SELECTED EXCERPT |
= = = = =

Bad Guys.  The mom and sisters are bad enough, but the men in this movie -- the departed Beverly aside -- discredit the gender.  Weak, ignorant, faithless, fibbers.  To themselves and to their women.  I wonder how Letts thinks the species has survived.  If you believe this movie, the joys of love and sex and family can't possibly be worth the relentless misery.

There Is One Noble Character.  I won't spoil it by telling you who it is, but even that sympathetic portrayal is ultimately patronizing.

God Forgive Me.  God Forgive Me.   In considering the performance of Ms. Meryl Streep, one word cuts through the haze of the typical superlatives she is usually owed -- hammy.  Her rants and staggering about may be suited to the stage, where exaggeration of voice and gesture is called for to get the message past the footlights, but on film it's oppressive.  (She did not play it onstage; Deanna Dunagan originated it at Steppenwolf in Chicago and on Broadway, where she was succeeded by Estelle Parsons and Phylicia Rashad -- yes, the Cosby mom.)   Here she is exhausting her considerable bag of actorly tricks -- and they're great tricks, don't misunderstand me, like DeNiro's, who does the same things in the too-many roles he takes that are unworthy of his gifts -- in an effort to overcome the speechy script.

= = = = =

RAW DATA |
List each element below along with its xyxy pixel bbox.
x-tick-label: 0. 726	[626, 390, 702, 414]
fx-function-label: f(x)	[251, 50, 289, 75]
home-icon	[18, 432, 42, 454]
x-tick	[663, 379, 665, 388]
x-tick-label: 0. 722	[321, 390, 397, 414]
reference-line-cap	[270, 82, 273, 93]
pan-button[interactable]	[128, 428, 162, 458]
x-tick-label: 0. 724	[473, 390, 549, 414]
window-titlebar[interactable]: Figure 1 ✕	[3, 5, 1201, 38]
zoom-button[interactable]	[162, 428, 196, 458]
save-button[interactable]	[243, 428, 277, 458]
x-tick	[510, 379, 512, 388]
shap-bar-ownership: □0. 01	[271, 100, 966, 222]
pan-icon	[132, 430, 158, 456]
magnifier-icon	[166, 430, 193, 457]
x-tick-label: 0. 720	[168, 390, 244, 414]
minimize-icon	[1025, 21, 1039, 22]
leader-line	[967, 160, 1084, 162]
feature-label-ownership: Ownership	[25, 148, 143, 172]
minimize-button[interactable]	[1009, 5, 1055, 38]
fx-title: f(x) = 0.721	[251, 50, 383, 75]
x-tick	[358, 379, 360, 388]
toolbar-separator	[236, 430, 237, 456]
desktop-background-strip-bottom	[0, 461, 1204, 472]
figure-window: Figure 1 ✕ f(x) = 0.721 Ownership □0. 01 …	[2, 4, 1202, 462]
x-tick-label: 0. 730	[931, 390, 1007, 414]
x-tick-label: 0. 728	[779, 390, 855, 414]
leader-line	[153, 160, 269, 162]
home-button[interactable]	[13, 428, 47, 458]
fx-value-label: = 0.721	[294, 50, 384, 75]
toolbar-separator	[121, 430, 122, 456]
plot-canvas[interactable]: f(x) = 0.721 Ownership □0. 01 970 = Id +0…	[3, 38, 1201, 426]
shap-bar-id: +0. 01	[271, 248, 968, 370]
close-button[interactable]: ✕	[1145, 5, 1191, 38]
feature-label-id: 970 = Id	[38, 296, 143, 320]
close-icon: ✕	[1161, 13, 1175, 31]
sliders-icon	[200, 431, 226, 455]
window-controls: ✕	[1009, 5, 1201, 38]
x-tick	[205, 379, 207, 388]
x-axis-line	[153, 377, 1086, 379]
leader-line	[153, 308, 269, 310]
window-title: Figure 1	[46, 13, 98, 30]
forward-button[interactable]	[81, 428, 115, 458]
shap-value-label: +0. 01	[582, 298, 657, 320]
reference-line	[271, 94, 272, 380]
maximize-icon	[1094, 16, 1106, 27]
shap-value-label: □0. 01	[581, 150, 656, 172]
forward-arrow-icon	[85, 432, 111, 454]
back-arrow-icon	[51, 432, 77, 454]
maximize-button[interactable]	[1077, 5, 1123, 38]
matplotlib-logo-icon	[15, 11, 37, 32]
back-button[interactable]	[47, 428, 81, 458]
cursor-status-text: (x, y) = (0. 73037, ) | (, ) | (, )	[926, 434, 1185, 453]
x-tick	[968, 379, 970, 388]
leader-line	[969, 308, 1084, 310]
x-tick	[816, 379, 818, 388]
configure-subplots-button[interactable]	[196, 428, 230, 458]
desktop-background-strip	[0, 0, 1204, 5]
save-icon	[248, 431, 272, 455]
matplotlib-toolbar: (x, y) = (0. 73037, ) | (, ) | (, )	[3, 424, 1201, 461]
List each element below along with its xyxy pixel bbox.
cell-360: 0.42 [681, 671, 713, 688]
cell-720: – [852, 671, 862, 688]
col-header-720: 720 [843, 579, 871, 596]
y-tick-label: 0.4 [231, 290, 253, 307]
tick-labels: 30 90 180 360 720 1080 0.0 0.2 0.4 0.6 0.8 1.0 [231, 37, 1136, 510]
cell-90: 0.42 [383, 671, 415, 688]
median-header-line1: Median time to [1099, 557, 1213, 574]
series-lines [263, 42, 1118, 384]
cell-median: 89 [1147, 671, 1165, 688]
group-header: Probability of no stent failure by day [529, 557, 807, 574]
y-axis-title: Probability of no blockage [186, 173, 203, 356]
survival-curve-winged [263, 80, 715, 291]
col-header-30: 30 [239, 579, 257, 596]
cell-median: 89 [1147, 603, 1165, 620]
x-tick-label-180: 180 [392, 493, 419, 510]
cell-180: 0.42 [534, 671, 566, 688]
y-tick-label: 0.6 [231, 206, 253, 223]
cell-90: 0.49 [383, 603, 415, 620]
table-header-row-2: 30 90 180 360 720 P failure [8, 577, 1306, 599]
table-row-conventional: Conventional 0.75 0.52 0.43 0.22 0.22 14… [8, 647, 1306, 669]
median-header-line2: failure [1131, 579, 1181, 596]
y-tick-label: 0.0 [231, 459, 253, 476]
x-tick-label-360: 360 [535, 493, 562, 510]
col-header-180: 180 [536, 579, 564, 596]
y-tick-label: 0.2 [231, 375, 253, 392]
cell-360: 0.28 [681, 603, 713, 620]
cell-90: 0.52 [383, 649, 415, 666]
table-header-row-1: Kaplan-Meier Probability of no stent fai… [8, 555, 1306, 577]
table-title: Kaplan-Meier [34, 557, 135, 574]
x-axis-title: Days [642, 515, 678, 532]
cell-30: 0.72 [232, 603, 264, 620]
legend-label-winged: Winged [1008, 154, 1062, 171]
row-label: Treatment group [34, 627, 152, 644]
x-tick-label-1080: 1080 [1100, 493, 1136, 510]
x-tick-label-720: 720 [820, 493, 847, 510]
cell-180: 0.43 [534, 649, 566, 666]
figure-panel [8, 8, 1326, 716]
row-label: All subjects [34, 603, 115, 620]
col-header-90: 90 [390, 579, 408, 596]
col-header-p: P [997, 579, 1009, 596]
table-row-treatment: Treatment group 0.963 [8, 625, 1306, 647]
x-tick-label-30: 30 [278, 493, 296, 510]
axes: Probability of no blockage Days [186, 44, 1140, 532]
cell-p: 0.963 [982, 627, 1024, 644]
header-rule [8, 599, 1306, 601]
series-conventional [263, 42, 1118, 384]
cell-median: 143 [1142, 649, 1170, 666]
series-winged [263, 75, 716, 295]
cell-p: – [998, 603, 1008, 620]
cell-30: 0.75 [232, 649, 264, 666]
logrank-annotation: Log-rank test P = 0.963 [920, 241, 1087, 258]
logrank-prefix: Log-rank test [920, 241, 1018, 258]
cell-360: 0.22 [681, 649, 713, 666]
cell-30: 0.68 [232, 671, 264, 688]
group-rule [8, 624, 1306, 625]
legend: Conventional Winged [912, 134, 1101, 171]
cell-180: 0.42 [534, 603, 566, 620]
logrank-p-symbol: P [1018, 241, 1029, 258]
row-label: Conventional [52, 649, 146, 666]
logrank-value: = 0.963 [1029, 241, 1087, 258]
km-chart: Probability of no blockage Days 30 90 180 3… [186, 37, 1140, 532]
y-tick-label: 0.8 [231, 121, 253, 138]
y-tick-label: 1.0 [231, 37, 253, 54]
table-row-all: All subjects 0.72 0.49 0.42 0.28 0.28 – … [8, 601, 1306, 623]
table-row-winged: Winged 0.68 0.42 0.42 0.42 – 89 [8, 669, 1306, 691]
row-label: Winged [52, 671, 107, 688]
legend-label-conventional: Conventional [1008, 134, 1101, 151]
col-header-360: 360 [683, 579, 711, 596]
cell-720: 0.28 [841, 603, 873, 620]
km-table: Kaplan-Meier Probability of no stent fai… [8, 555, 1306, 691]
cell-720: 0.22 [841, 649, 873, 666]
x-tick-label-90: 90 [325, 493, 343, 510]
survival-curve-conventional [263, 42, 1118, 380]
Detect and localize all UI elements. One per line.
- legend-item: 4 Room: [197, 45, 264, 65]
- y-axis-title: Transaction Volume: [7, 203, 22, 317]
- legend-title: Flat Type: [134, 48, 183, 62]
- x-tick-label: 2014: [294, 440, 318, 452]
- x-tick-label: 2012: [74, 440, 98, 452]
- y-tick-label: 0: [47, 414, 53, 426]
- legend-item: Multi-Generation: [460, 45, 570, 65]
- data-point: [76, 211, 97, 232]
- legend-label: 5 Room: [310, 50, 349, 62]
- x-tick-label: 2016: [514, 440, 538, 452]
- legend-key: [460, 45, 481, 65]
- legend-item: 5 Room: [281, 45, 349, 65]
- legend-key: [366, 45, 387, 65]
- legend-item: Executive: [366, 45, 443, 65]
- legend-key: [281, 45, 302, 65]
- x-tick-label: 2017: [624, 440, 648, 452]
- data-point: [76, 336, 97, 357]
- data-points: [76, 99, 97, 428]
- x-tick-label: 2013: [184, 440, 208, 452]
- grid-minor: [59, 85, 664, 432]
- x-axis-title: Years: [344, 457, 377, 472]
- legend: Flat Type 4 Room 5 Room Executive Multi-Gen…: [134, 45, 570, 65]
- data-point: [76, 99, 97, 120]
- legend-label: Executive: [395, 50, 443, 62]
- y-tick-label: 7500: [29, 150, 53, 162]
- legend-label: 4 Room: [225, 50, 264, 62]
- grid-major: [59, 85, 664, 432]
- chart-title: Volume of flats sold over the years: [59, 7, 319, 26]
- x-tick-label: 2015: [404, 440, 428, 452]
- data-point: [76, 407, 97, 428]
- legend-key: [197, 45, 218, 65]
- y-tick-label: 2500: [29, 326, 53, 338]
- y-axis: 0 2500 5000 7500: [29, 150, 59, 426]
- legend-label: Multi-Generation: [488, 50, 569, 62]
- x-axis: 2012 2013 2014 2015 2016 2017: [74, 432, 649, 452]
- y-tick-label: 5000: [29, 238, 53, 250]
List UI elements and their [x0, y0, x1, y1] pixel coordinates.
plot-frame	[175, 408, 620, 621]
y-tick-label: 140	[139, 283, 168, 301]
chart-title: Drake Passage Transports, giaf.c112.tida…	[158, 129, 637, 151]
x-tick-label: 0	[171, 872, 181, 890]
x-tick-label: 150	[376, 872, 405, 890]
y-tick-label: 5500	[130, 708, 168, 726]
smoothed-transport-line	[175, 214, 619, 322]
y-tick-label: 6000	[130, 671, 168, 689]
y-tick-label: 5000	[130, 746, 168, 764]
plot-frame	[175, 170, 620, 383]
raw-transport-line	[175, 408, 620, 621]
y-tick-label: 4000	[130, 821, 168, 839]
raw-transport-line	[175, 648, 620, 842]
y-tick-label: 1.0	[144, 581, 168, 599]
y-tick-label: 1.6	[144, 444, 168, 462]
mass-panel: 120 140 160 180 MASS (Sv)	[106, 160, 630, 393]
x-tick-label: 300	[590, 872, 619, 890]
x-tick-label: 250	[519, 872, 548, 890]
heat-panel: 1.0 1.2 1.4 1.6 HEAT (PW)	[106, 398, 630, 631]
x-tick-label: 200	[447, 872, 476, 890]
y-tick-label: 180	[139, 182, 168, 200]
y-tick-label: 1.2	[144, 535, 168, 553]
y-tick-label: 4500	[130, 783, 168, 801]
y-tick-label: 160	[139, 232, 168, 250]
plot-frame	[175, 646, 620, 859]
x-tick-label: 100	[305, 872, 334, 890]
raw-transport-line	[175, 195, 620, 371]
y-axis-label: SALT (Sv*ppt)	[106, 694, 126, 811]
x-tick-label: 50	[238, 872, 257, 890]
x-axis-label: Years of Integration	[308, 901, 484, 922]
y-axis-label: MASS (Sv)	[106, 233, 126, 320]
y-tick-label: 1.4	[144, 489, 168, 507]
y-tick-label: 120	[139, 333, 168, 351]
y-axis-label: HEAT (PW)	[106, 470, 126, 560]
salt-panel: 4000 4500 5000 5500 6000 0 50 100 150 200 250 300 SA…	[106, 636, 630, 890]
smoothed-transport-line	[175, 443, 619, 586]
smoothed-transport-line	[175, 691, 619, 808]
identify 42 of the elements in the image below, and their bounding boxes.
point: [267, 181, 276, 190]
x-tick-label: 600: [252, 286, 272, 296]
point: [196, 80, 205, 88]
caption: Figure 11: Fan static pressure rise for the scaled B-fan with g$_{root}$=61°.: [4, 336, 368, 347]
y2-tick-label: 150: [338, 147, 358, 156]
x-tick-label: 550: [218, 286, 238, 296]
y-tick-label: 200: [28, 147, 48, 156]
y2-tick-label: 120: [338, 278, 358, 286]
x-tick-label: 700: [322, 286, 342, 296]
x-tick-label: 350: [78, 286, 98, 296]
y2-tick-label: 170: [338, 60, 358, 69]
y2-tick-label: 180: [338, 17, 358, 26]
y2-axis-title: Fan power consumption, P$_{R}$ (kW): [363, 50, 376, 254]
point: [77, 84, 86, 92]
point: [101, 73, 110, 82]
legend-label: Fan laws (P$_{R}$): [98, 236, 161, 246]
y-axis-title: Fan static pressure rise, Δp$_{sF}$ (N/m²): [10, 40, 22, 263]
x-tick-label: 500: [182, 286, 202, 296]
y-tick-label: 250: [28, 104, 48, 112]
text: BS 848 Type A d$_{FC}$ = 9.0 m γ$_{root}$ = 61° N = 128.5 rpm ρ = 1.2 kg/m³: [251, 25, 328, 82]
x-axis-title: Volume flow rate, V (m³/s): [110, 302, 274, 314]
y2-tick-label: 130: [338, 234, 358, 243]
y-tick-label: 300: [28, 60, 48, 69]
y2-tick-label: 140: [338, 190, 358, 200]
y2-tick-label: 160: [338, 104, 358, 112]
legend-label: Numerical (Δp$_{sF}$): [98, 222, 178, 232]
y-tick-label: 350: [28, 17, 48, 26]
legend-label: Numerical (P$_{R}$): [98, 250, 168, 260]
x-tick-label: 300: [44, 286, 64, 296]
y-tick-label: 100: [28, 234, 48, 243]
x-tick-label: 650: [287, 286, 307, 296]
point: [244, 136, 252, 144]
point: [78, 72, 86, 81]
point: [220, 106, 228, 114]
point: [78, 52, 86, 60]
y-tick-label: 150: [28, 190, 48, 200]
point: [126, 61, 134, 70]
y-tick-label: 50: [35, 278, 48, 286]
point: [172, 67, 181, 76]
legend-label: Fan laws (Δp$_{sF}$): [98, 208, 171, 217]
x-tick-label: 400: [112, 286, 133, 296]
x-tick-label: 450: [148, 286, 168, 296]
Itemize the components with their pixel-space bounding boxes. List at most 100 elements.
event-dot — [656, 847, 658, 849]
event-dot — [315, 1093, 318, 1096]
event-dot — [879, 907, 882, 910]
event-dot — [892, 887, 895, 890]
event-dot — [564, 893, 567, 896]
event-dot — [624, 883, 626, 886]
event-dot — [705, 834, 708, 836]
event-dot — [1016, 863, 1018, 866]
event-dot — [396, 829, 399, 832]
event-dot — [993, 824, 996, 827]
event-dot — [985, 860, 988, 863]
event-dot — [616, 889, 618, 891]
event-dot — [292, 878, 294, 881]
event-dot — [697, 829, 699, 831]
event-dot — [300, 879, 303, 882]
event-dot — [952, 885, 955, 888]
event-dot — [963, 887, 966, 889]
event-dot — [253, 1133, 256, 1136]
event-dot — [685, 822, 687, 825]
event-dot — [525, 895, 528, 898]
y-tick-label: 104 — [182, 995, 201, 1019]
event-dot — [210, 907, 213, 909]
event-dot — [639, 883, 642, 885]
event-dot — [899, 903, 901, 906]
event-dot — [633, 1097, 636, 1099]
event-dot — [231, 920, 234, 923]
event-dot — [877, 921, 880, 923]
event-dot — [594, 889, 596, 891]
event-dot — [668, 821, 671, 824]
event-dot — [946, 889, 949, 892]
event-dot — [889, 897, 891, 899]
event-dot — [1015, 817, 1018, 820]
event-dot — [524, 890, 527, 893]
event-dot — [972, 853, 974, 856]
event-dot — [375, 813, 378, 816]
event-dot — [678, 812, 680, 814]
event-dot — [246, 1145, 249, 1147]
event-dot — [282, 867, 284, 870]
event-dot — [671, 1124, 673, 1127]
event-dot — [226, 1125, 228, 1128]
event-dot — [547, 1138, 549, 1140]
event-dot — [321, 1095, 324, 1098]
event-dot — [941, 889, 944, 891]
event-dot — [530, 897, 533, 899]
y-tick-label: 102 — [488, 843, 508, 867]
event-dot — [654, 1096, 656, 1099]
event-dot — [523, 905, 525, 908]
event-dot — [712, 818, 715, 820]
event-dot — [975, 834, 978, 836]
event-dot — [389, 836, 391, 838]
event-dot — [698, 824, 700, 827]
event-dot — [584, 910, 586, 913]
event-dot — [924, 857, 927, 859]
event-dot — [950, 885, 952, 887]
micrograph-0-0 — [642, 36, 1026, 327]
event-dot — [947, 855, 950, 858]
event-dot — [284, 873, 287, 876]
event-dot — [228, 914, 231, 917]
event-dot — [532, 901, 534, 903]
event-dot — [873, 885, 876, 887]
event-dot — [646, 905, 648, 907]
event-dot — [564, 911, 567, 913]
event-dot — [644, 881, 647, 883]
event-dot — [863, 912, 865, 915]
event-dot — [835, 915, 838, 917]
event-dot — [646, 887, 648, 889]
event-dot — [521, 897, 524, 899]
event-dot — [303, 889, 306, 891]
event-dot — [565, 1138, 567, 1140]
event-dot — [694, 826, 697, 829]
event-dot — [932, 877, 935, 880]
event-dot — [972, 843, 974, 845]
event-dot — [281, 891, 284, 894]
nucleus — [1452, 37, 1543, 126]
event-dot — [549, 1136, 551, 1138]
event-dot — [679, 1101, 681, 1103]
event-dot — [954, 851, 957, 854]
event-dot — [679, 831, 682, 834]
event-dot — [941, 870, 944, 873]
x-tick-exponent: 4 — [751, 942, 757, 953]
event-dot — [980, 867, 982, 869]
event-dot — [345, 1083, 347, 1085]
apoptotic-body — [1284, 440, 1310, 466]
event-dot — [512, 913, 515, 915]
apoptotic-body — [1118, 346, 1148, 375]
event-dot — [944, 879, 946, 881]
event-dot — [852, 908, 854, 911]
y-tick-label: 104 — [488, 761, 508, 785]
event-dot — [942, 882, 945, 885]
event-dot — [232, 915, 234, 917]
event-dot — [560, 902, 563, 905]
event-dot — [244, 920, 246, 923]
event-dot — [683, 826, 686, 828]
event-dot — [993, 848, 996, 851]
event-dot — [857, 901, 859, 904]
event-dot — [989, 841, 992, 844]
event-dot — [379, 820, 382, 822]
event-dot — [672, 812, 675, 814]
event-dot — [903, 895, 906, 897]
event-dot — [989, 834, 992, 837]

= = = = =

YOUR TASKS |
[a] In the movie review, who originated the role on stage at Steppenwolf in Chicago?
[b] Print the part of the movie review between "Bad Guys.  The" and "the relentless misery.", inclusive.
The rows play no role in this work.

TASK ANSWERS |
[a] Deanna Dunagan originated it.

[b]
Bad Guys.  The mom and sisters are bad enough, but the men in this movie -- the departed Beverly aside -- discredit the gender.  Weak, ignorant, faithless, fibbers.  To themselves and to their women.  I wonder how Letts thinks the species has survived.  If you believe this movie, the joys of love and sex and family can't possibly be worth the relentless misery.